Stated exercise. Look for the string "year" in the lines and copy each line that has it.

Figure collection entries.
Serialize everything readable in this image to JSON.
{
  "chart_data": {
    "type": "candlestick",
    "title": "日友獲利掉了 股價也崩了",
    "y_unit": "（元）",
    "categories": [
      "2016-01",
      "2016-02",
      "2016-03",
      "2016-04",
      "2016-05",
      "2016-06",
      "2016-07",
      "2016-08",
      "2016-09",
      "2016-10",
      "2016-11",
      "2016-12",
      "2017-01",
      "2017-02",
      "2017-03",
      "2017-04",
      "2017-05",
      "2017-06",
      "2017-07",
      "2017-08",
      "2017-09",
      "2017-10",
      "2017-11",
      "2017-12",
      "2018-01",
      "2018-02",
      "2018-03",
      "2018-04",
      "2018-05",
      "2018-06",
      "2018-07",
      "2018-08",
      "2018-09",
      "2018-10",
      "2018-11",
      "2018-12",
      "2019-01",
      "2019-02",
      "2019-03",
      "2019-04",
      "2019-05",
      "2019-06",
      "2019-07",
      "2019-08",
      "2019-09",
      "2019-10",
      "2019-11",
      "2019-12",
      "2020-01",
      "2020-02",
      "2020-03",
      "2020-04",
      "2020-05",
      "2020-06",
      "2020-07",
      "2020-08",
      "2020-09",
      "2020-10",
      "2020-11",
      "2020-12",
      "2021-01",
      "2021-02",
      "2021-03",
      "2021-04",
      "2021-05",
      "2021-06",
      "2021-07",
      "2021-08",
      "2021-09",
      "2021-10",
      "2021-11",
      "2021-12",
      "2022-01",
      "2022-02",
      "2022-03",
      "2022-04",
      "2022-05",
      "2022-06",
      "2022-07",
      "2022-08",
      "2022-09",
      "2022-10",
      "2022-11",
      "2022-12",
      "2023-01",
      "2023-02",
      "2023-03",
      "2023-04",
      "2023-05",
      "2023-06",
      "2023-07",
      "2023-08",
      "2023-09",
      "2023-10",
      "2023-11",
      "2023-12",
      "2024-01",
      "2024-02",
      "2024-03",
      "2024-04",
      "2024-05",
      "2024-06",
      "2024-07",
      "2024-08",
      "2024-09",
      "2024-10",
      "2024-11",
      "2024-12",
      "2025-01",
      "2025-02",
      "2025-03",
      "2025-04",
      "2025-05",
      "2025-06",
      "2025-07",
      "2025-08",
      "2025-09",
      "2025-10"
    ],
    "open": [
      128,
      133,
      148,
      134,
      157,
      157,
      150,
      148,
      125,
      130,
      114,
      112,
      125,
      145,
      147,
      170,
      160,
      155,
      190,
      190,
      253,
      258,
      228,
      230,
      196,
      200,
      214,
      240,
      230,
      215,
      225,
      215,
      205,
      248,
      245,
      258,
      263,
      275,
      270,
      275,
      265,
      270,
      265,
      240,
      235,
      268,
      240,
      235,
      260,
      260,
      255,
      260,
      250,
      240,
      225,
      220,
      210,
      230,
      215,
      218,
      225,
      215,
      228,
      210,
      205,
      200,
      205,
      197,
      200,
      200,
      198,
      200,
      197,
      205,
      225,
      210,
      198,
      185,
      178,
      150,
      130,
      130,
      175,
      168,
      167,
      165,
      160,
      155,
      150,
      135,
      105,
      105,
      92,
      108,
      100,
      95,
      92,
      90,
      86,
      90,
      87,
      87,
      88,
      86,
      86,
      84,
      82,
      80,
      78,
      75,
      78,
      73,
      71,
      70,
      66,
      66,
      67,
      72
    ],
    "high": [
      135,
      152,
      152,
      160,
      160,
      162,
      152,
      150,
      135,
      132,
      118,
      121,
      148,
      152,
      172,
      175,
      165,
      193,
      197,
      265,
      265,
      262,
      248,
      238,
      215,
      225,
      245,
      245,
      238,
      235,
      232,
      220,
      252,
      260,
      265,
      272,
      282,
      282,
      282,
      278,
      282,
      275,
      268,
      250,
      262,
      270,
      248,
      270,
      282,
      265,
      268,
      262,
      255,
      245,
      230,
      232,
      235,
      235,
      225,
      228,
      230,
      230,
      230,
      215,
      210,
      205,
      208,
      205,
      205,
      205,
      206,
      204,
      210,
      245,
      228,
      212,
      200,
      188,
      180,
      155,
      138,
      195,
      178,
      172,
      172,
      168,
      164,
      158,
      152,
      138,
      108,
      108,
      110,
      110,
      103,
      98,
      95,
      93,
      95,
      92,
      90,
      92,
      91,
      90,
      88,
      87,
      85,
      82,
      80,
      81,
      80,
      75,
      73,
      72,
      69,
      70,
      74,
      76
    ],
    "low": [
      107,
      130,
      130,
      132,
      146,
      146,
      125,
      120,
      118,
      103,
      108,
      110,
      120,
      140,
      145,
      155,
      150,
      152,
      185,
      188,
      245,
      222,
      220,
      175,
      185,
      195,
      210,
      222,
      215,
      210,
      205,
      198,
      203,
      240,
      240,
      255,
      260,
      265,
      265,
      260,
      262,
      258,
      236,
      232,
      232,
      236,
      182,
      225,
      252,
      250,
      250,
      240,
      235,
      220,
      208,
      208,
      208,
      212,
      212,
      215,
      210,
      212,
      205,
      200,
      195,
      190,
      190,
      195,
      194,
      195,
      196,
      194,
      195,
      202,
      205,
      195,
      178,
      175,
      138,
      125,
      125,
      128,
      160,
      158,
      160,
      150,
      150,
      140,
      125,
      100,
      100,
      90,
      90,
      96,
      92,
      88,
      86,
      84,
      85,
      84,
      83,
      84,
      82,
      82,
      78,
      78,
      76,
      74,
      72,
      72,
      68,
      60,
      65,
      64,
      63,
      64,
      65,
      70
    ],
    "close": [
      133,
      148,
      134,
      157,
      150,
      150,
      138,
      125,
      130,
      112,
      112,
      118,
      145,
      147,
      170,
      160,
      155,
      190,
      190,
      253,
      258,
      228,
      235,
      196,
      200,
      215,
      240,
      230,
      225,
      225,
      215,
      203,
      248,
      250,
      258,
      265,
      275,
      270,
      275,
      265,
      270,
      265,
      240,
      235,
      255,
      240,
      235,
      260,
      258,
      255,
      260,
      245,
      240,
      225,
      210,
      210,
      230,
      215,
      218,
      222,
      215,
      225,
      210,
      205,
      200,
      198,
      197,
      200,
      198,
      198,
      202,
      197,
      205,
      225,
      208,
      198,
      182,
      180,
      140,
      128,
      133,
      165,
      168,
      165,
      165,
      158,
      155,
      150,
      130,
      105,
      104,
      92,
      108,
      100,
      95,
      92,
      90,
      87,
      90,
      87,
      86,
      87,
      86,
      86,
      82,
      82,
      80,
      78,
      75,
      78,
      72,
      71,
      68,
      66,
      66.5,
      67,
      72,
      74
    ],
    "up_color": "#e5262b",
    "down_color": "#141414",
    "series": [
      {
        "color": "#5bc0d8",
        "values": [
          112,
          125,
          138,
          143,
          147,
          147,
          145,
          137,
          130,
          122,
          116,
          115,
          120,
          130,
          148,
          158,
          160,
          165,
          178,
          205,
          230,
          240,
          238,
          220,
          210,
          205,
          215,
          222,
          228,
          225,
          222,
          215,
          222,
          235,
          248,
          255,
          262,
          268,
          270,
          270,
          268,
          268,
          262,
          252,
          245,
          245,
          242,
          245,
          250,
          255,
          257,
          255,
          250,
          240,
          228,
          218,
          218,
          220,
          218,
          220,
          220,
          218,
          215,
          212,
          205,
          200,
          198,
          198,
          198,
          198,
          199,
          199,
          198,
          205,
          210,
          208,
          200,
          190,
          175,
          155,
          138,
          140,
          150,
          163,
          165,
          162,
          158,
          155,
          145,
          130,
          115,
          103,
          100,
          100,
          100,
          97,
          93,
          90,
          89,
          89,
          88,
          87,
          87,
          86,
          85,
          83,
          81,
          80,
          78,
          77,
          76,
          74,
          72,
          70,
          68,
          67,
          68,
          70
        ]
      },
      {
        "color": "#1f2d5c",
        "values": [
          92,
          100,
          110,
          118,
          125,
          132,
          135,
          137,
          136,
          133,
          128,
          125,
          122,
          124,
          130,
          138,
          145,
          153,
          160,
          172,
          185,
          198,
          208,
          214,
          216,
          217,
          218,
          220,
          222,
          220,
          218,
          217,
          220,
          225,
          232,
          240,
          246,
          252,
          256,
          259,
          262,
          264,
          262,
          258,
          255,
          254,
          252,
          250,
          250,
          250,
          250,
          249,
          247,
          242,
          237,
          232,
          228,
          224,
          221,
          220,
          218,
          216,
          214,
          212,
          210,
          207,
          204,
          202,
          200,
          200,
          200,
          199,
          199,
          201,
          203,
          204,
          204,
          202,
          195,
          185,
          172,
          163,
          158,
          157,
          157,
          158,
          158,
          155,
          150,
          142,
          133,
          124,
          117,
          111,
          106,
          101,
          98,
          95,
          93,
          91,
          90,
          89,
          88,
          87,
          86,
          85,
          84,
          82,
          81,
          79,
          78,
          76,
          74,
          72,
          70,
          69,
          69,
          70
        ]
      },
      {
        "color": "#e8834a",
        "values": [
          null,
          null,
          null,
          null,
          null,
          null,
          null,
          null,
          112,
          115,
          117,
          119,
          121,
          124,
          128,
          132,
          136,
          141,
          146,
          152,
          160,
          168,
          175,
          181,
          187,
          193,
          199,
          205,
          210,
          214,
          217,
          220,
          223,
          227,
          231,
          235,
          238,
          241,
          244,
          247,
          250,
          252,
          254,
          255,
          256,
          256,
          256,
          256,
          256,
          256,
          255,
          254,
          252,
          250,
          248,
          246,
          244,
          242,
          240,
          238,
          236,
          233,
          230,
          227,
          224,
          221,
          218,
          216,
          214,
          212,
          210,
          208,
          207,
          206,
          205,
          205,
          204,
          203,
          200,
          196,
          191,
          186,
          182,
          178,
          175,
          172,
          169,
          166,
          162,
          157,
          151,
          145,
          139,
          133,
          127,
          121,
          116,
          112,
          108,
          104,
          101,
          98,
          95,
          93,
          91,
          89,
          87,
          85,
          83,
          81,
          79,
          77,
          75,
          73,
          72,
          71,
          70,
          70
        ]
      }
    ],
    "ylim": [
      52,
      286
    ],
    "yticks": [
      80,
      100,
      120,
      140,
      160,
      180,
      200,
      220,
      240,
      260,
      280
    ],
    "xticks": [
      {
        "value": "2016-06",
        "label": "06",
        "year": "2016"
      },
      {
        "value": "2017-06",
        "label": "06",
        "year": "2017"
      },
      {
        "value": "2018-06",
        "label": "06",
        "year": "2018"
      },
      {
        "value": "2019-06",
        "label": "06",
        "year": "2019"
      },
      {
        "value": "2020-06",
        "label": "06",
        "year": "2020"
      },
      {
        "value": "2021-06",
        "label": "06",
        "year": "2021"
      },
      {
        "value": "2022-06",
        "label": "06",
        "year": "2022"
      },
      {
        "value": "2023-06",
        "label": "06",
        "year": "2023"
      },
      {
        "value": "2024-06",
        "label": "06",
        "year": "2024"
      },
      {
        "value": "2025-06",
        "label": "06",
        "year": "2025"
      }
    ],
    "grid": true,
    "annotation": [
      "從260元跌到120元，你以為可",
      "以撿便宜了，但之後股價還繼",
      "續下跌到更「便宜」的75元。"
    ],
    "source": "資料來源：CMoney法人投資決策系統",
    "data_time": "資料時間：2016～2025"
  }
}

Output below.
        "year": "2016"
        "year": "2017"
        "year": "2018"
        "year": "2019"
        "year": "2020"
        "year": "2021"
        "year": "2022"
        "year": "2023"
        "year": "2024"
        "year": "2025"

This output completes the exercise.